• Stated exercise
Locate the lines where "JSON" occurs and copy them as they stand.

══ Dataset

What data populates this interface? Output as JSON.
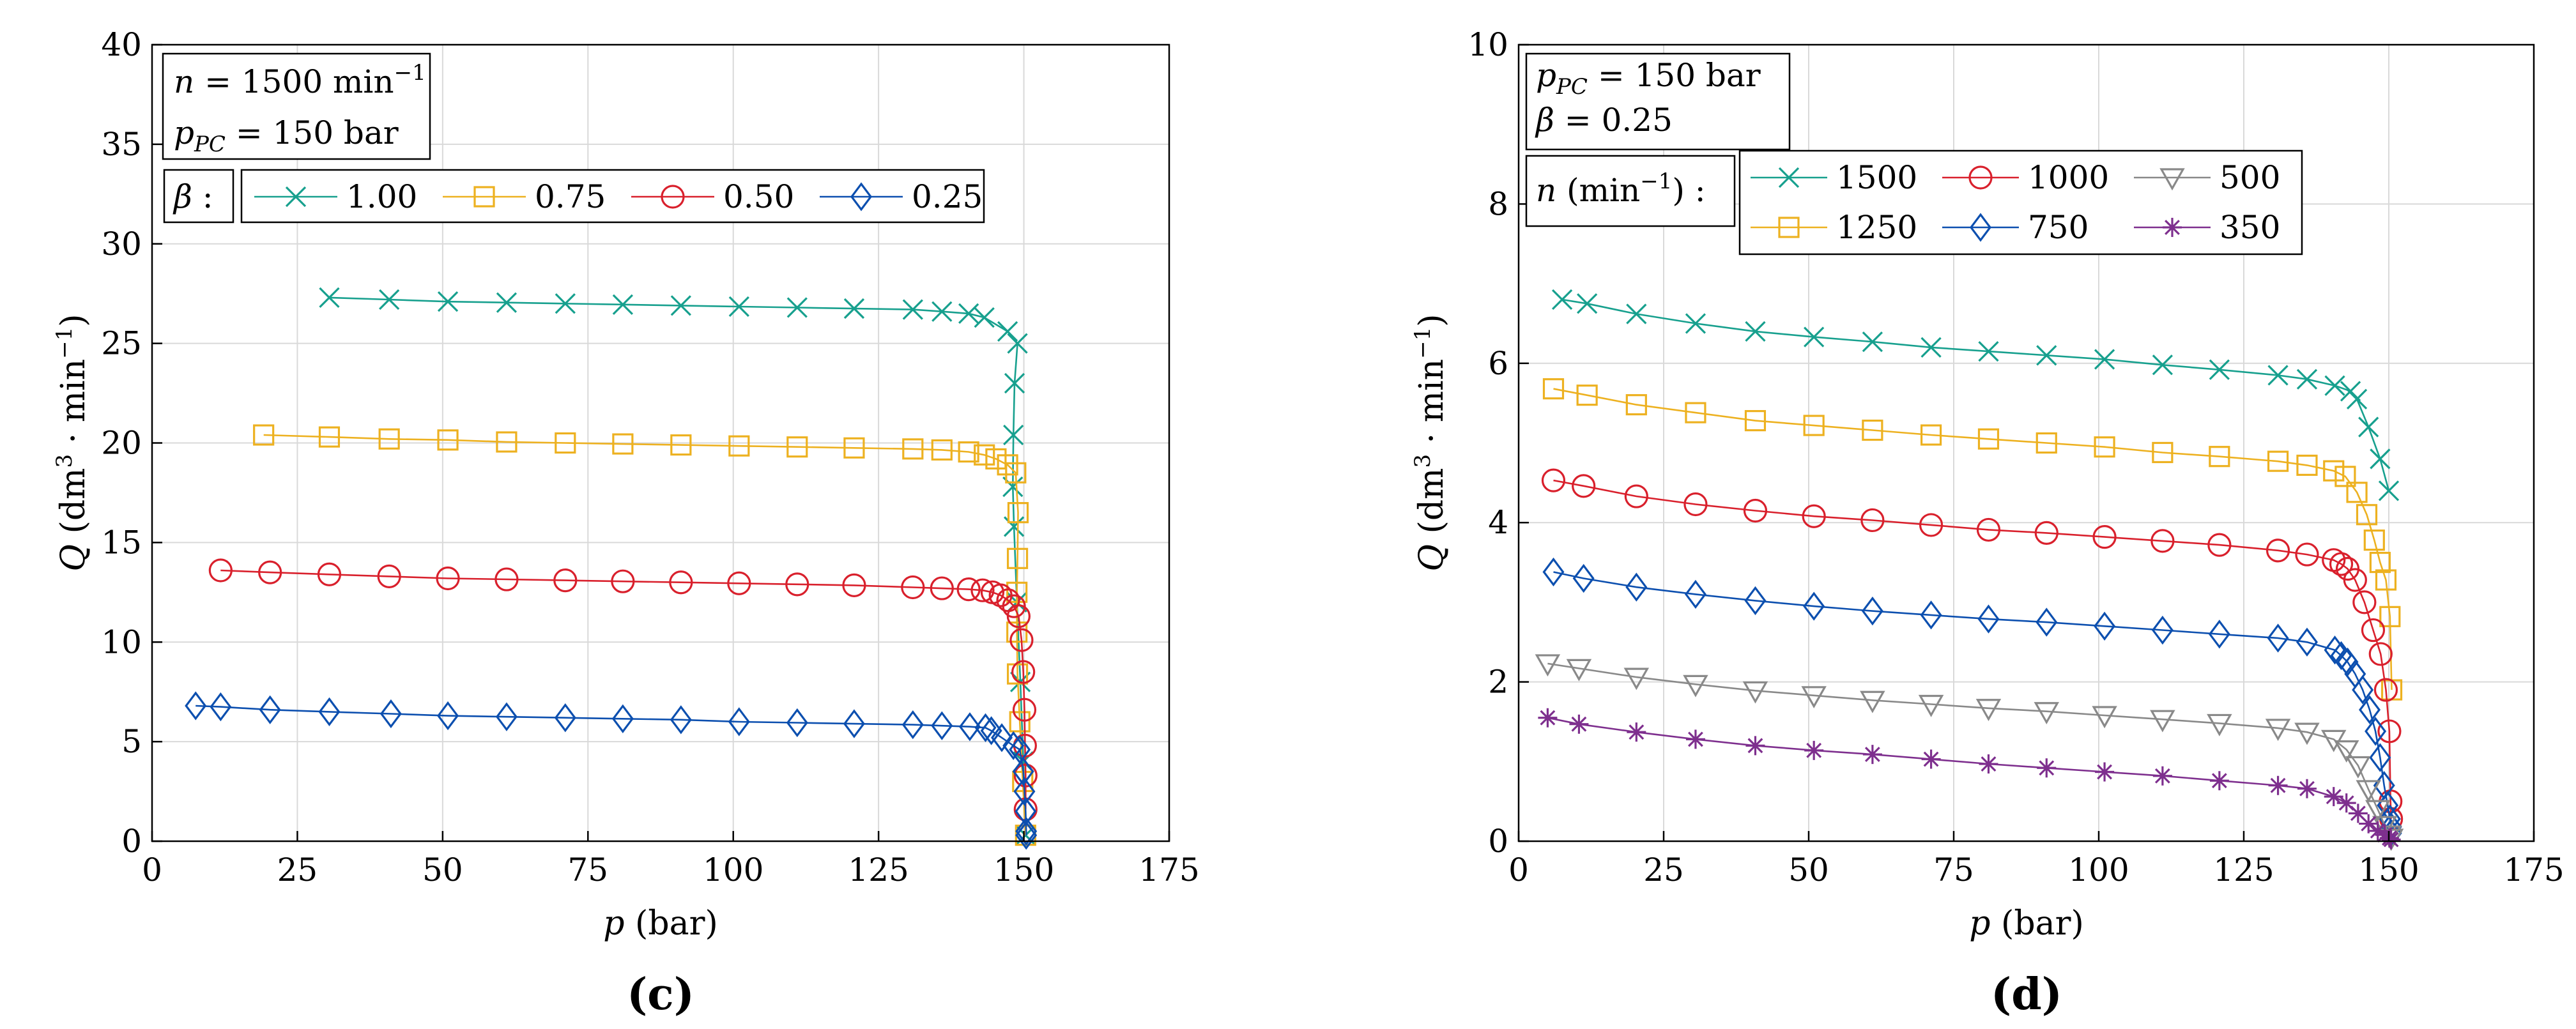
{
  "chart_data": [
    {
      "id": "c",
      "type": "line",
      "panel_label": "(c)",
      "xlabel": "p (bar)",
      "ylabel": "Q (dm3 · min−1)",
      "xlim": [
        0,
        175
      ],
      "ylim": [
        0,
        40
      ],
      "x_ticks": [
        "0",
        "25",
        "50",
        "75",
        "100",
        "125",
        "150",
        "175"
      ],
      "y_ticks": [
        "0",
        "5",
        "10",
        "15",
        "20",
        "25",
        "30",
        "35",
        "40"
      ],
      "grid": true,
      "info_box": [
        {
          "main": "n = 1500 min",
          "sup": "−1"
        },
        {
          "main": "p",
          "sub": "PC",
          "rest": " = 150 bar"
        }
      ],
      "legend_title": "β :",
      "legend_position": "top",
      "series": [
        {
          "name": "1.00",
          "color": "#17A08E",
          "marker": "x",
          "x": [
            30.5,
            40.8,
            50.9,
            61,
            71.1,
            81,
            91,
            101,
            111,
            120.8,
            130.9,
            135.9,
            140.5,
            143.2,
            147.2,
            148.9,
            148.4,
            148.2,
            148.1,
            148.3,
            148.8,
            149.4,
            149.9,
            150.3
          ],
          "y": [
            27.3,
            27.2,
            27.1,
            27.05,
            27.0,
            26.95,
            26.9,
            26.85,
            26.8,
            26.75,
            26.7,
            26.6,
            26.5,
            26.3,
            25.6,
            25.0,
            23.0,
            20.4,
            17.8,
            15.8,
            12.0,
            8.0,
            4.0,
            0.3
          ]
        },
        {
          "name": "0.75",
          "color": "#EDB120",
          "marker": "square",
          "x": [
            19.2,
            30.5,
            40.8,
            50.9,
            61,
            71.1,
            81,
            91,
            101,
            111,
            120.8,
            130.9,
            135.9,
            140.5,
            143.2,
            145.2,
            147.2,
            148.6,
            149,
            148.9,
            148.8,
            148.8,
            148.9,
            149.3,
            149.8,
            150.3
          ],
          "y": [
            20.4,
            20.3,
            20.2,
            20.15,
            20.05,
            20.0,
            19.95,
            19.9,
            19.85,
            19.8,
            19.75,
            19.7,
            19.65,
            19.55,
            19.4,
            19.2,
            18.9,
            18.5,
            16.5,
            14.2,
            12.5,
            10.5,
            8.4,
            6.0,
            3.0,
            0.3
          ]
        },
        {
          "name": "0.50",
          "color": "#D9202C",
          "marker": "circle",
          "x": [
            11.8,
            20.3,
            30.5,
            40.8,
            50.9,
            61,
            71.1,
            81,
            91,
            101,
            111,
            120.8,
            130.9,
            135.9,
            140.5,
            142.9,
            144.6,
            146,
            147.3,
            148.3,
            149.1,
            149.6,
            149.9,
            150.1,
            150.2,
            150.3,
            150.3
          ],
          "y": [
            13.6,
            13.5,
            13.4,
            13.3,
            13.2,
            13.15,
            13.1,
            13.05,
            13.0,
            12.95,
            12.9,
            12.85,
            12.75,
            12.7,
            12.65,
            12.6,
            12.5,
            12.35,
            12.1,
            11.8,
            11.3,
            10.1,
            8.5,
            6.6,
            4.8,
            3.3,
            1.6
          ]
        },
        {
          "name": "0.25",
          "color": "#0C4FAF",
          "marker": "diamond",
          "x": [
            7.5,
            11.8,
            20.3,
            30.5,
            41.1,
            50.9,
            61,
            71.1,
            81,
            91,
            101,
            111,
            120.8,
            130.9,
            135.9,
            140.7,
            143.4,
            144.4,
            146.2,
            148.2,
            149.3,
            149.9,
            150.1,
            150.3,
            150.4,
            150.4
          ],
          "y": [
            6.8,
            6.75,
            6.6,
            6.5,
            6.4,
            6.3,
            6.25,
            6.2,
            6.15,
            6.1,
            6.0,
            5.95,
            5.9,
            5.85,
            5.8,
            5.75,
            5.7,
            5.55,
            5.2,
            4.8,
            4.6,
            3.5,
            2.5,
            1.5,
            0.5,
            0.3
          ]
        }
      ]
    },
    {
      "id": "d",
      "type": "line",
      "panel_label": "(d)",
      "xlabel": "p (bar)",
      "ylabel": "Q (dm3 · min−1)",
      "xlim": [
        0,
        175
      ],
      "ylim": [
        0,
        10
      ],
      "x_ticks": [
        "0",
        "25",
        "50",
        "75",
        "100",
        "125",
        "150",
        "175"
      ],
      "y_ticks": [
        "0",
        "2",
        "4",
        "6",
        "8",
        "10"
      ],
      "grid": true,
      "info_box": [
        {
          "main": "p",
          "sub": "PC",
          "rest": " = 150 bar"
        },
        {
          "main": "β = 0.25"
        }
      ],
      "legend_title": "n (min−1) :",
      "legend_position": "top",
      "series": [
        {
          "name": "1500",
          "color": "#17A08E",
          "marker": "x",
          "x": [
            7.5,
            11.8,
            20.3,
            30.5,
            40.8,
            50.9,
            61,
            71.1,
            81,
            91,
            101,
            111,
            120.8,
            130.9,
            135.9,
            140.7,
            143.4,
            144.5,
            146.5,
            148.5,
            150
          ],
          "y": [
            6.8,
            6.75,
            6.62,
            6.5,
            6.4,
            6.33,
            6.27,
            6.2,
            6.15,
            6.1,
            6.05,
            5.98,
            5.92,
            5.85,
            5.8,
            5.72,
            5.65,
            5.55,
            5.2,
            4.8,
            4.4
          ]
        },
        {
          "name": "1250",
          "color": "#EDB120",
          "marker": "square",
          "x": [
            6,
            11.8,
            20.3,
            30.5,
            40.8,
            50.9,
            61,
            71.1,
            81,
            91,
            101,
            111,
            120.8,
            130.9,
            135.9,
            140.5,
            142.5,
            144.5,
            146.2,
            147.5,
            148.5,
            149.5,
            150.2,
            150.5
          ],
          "y": [
            5.68,
            5.6,
            5.48,
            5.38,
            5.28,
            5.22,
            5.16,
            5.1,
            5.05,
            5.0,
            4.95,
            4.88,
            4.83,
            4.77,
            4.72,
            4.65,
            4.58,
            4.38,
            4.1,
            3.78,
            3.5,
            3.28,
            2.82,
            1.9
          ]
        },
        {
          "name": "1000",
          "color": "#D9202C",
          "marker": "circle",
          "x": [
            6,
            11.2,
            20.3,
            30.5,
            40.8,
            50.9,
            61,
            71.1,
            81,
            91,
            101,
            111,
            120.8,
            130.9,
            135.9,
            140.5,
            141.8,
            142.9,
            144.2,
            145.8,
            147.3,
            148.6,
            149.5,
            150.1,
            150.3,
            150.4
          ],
          "y": [
            4.53,
            4.46,
            4.33,
            4.23,
            4.15,
            4.08,
            4.03,
            3.97,
            3.91,
            3.87,
            3.82,
            3.77,
            3.72,
            3.65,
            3.6,
            3.53,
            3.48,
            3.42,
            3.28,
            3.0,
            2.65,
            2.35,
            1.9,
            1.38,
            0.5,
            0.28
          ]
        },
        {
          "name": "750",
          "color": "#0C4FAF",
          "marker": "diamond",
          "x": [
            6,
            11.2,
            20.3,
            30.5,
            40.8,
            50.9,
            61,
            71.1,
            81,
            91,
            101,
            111,
            120.8,
            130.9,
            135.9,
            140.7,
            141.8,
            142.9,
            144.2,
            145.5,
            146.7,
            147.7,
            148.5,
            149.2,
            149.8,
            150.2,
            150.4,
            150.4
          ],
          "y": [
            3.38,
            3.3,
            3.19,
            3.1,
            3.02,
            2.95,
            2.89,
            2.84,
            2.79,
            2.75,
            2.7,
            2.65,
            2.6,
            2.55,
            2.5,
            2.4,
            2.33,
            2.25,
            2.1,
            1.9,
            1.65,
            1.38,
            1.05,
            0.7,
            0.45,
            0.28,
            0.18,
            0.1
          ]
        },
        {
          "name": "500",
          "color": "#898989",
          "marker": "triangle-down",
          "x": [
            5,
            10.4,
            20.3,
            30.5,
            40.8,
            50.9,
            61,
            71.1,
            81,
            91,
            101,
            111,
            120.8,
            130.9,
            135.9,
            140.5,
            142.7,
            144.7,
            146.5,
            148.1,
            149.3,
            150.1,
            150.4
          ],
          "y": [
            2.23,
            2.17,
            2.06,
            1.97,
            1.89,
            1.83,
            1.77,
            1.72,
            1.67,
            1.63,
            1.58,
            1.53,
            1.48,
            1.42,
            1.37,
            1.28,
            1.15,
            0.95,
            0.65,
            0.4,
            0.2,
            0.08,
            0.04
          ]
        },
        {
          "name": "350",
          "color": "#7E2F8E",
          "marker": "asterisk",
          "x": [
            5,
            10.4,
            20.3,
            30.5,
            40.8,
            50.9,
            61,
            71.1,
            81,
            91,
            101,
            111,
            120.8,
            130.9,
            135.9,
            140.5,
            142.7,
            144.7,
            146.5,
            148.1,
            149.3,
            150.1,
            150.4
          ],
          "y": [
            1.55,
            1.47,
            1.37,
            1.28,
            1.2,
            1.14,
            1.09,
            1.03,
            0.97,
            0.92,
            0.87,
            0.82,
            0.76,
            0.7,
            0.66,
            0.56,
            0.48,
            0.35,
            0.22,
            0.13,
            0.08,
            0.04,
            0.02
          ]
        }
      ]
    }
  ]
}
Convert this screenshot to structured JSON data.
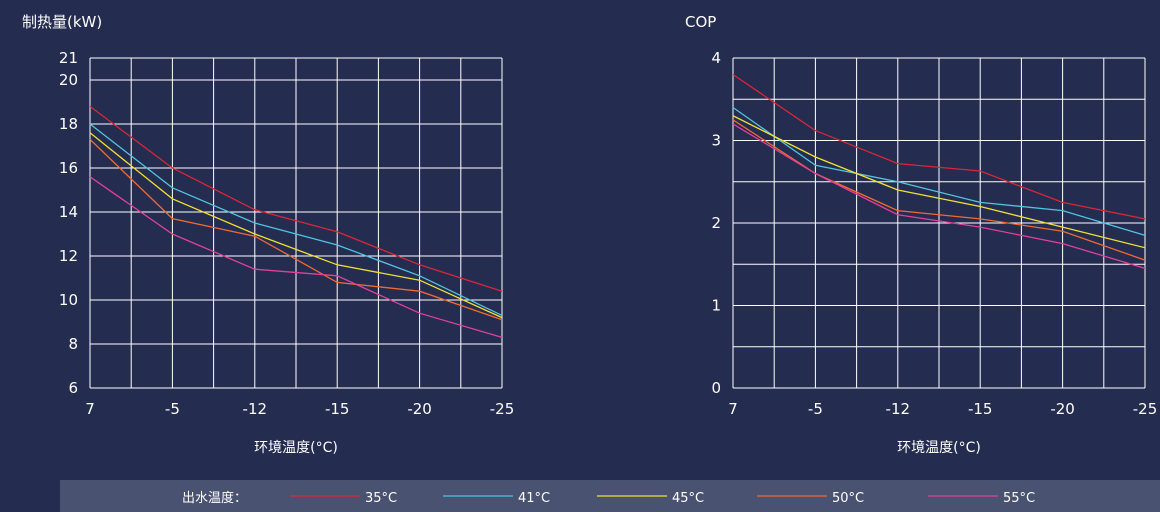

════

• Reply
What data populates this interface? Output as JSON.
Convert this screenshot to structured JSON data.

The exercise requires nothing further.